Could you repeat the records below exactly, leaving out any pictures?
-- Start DATA FOR THIS EXERCISE --
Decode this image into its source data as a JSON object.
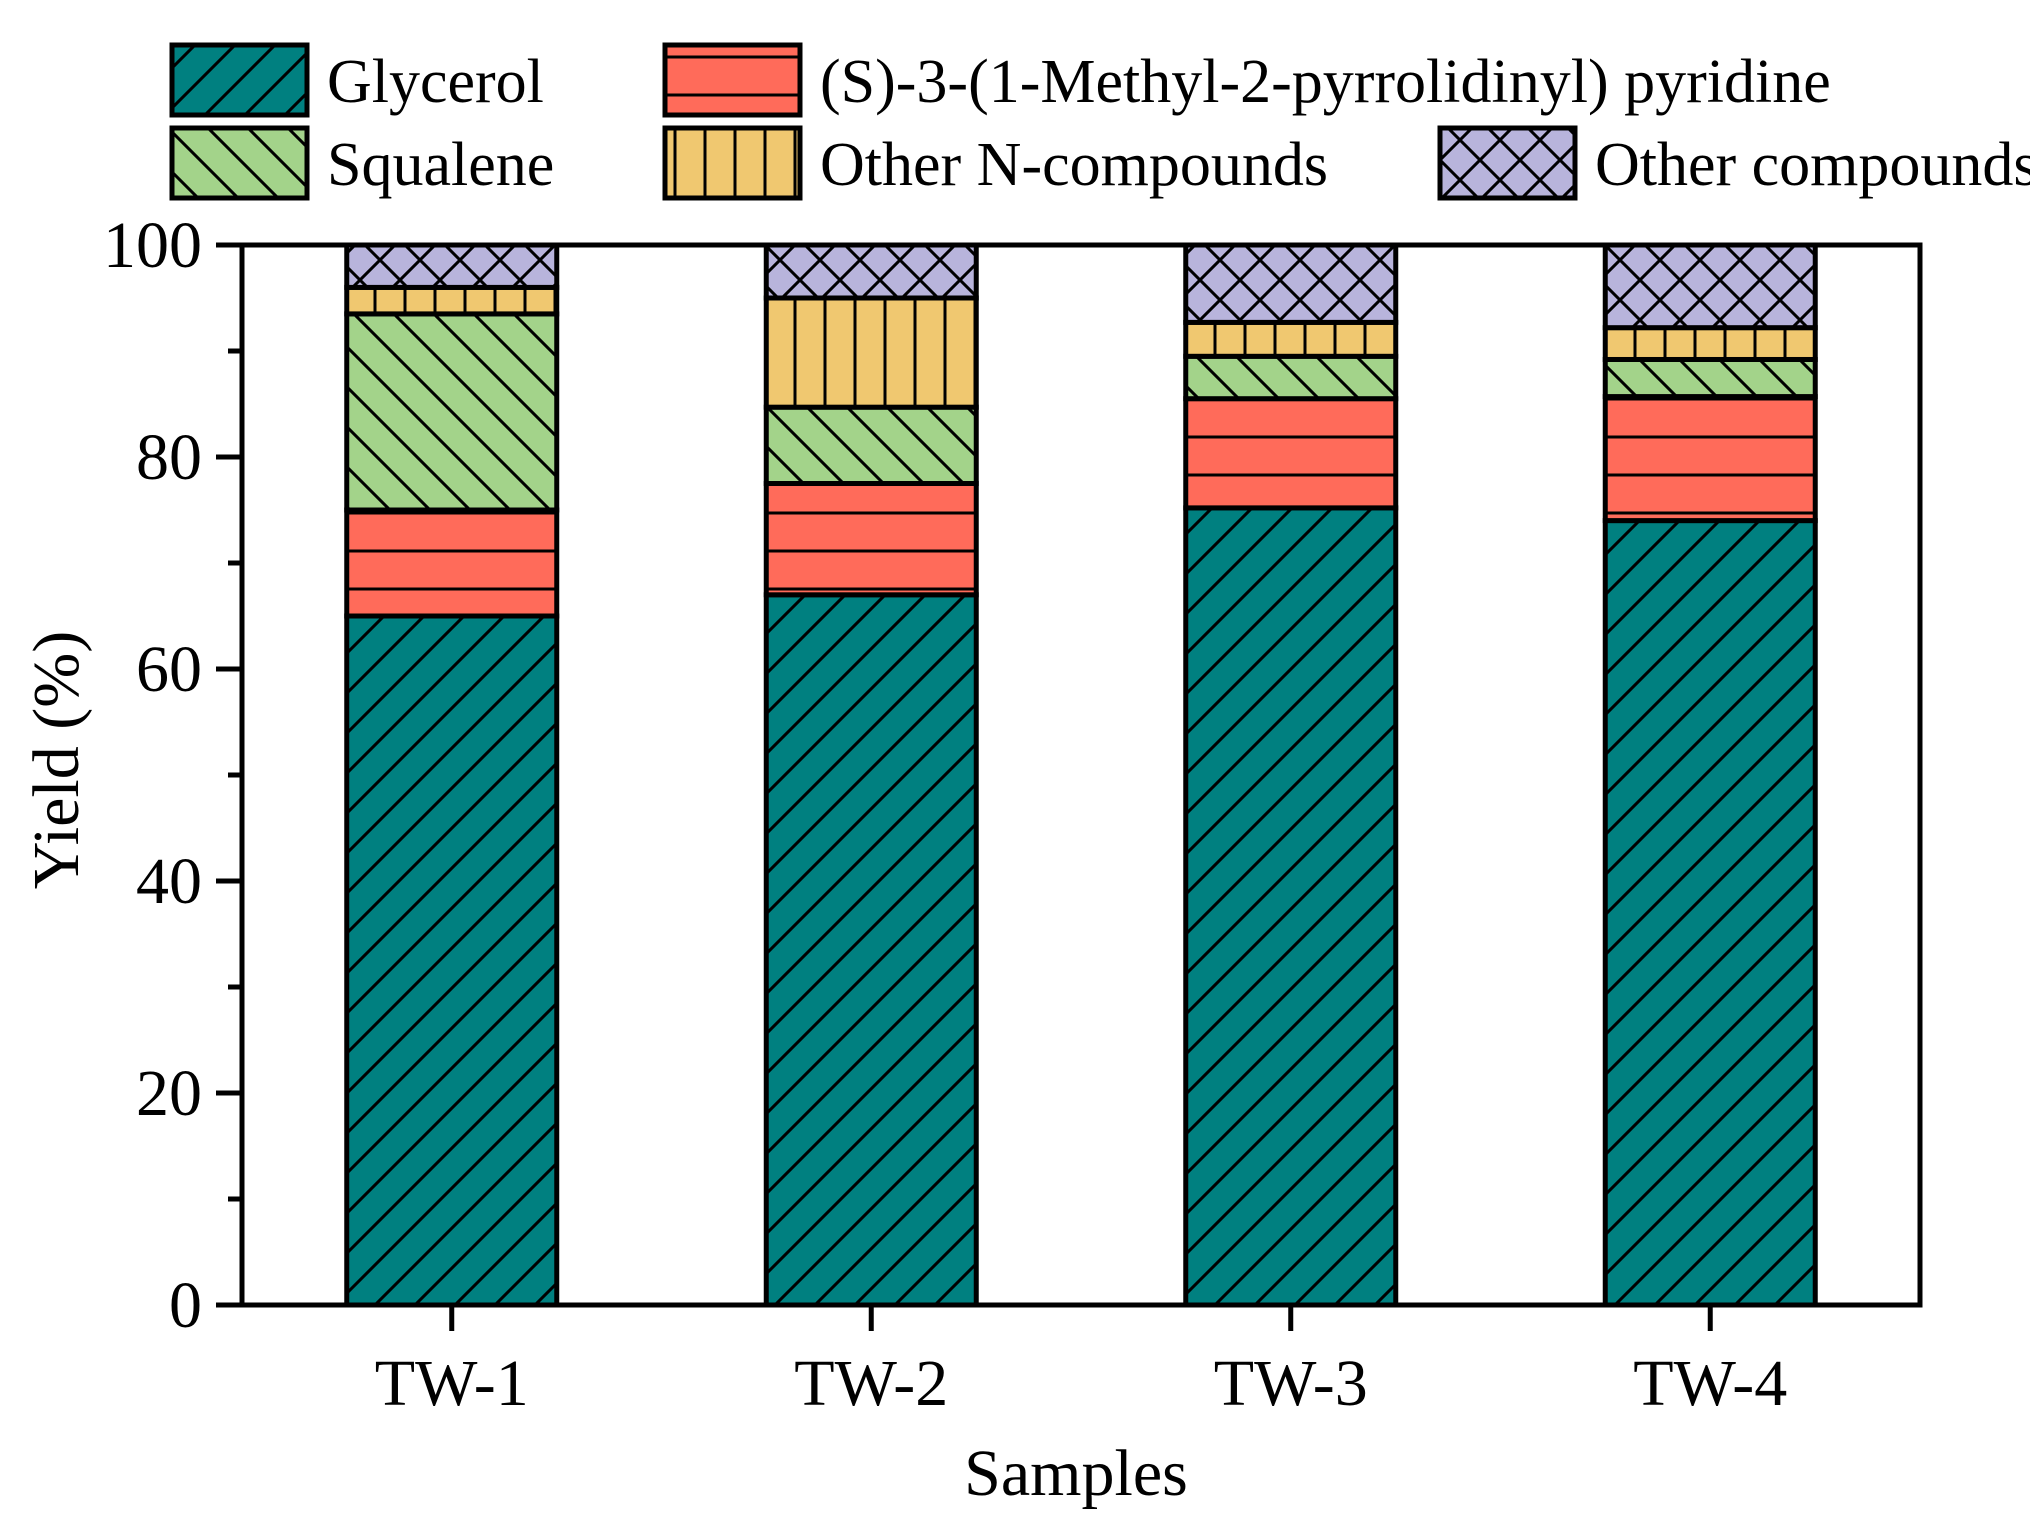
{
  "chart_data": {
    "type": "bar",
    "stacked": true,
    "title": "",
    "xlabel": "Samples",
    "ylabel": "Yield (%)",
    "ylim": [
      0,
      100
    ],
    "yticks": [
      0,
      20,
      40,
      60,
      80,
      100
    ],
    "categories": [
      "TW-1",
      "TW-2",
      "TW-3",
      "TW-4"
    ],
    "legend_position": "top",
    "series": [
      {
        "name": "Glycerol",
        "values": [
          65.0,
          67.0,
          75.2,
          74.0
        ],
        "color": "#008080",
        "pattern": "diagonal-forward"
      },
      {
        "name": "(S)-3-(1-Methyl-2-pyrrolidinyl) pyridine",
        "values": [
          10.0,
          10.5,
          10.3,
          11.7
        ],
        "color": "#FF6B5A",
        "pattern": "horizontal"
      },
      {
        "name": "Squalene",
        "values": [
          18.5,
          7.2,
          4.0,
          3.5
        ],
        "color": "#A3D38A",
        "pattern": "diagonal-back"
      },
      {
        "name": "Other N-compounds",
        "values": [
          2.5,
          10.3,
          3.2,
          3.0
        ],
        "color": "#F0C870",
        "pattern": "vertical"
      },
      {
        "name": "Other compounds",
        "values": [
          4.0,
          5.0,
          7.3,
          7.8
        ],
        "color": "#B8B4DC",
        "pattern": "crosshatch"
      }
    ]
  }
}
-- End DATA FOR THIS EXERCISE --
FINISHED EXERCISE:
Decode this image into its source data as a JSON object.
{
  "chart_data": {
    "type": "bar",
    "stacked": true,
    "title": "",
    "xlabel": "Samples",
    "ylabel": "Yield (%)",
    "ylim": [
      0,
      100
    ],
    "yticks": [
      0,
      20,
      40,
      60,
      80,
      100
    ],
    "categories": [
      "TW-1",
      "TW-2",
      "TW-3",
      "TW-4"
    ],
    "legend_position": "top",
    "series": [
      {
        "name": "Glycerol",
        "values": [
          65.0,
          67.0,
          75.2,
          74.0
        ],
        "color": "#008080",
        "pattern": "diagonal-forward"
      },
      {
        "name": "(S)-3-(1-Methyl-2-pyrrolidinyl) pyridine",
        "values": [
          10.0,
          10.5,
          10.3,
          11.7
        ],
        "color": "#FF6B5A",
        "pattern": "horizontal"
      },
      {
        "name": "Squalene",
        "values": [
          18.5,
          7.2,
          4.0,
          3.5
        ],
        "color": "#A3D38A",
        "pattern": "diagonal-back"
      },
      {
        "name": "Other N-compounds",
        "values": [
          2.5,
          10.3,
          3.2,
          3.0
        ],
        "color": "#F0C870",
        "pattern": "vertical"
      },
      {
        "name": "Other compounds",
        "values": [
          4.0,
          5.0,
          7.3,
          7.8
        ],
        "color": "#B8B4DC",
        "pattern": "crosshatch"
      }
    ]
  }
}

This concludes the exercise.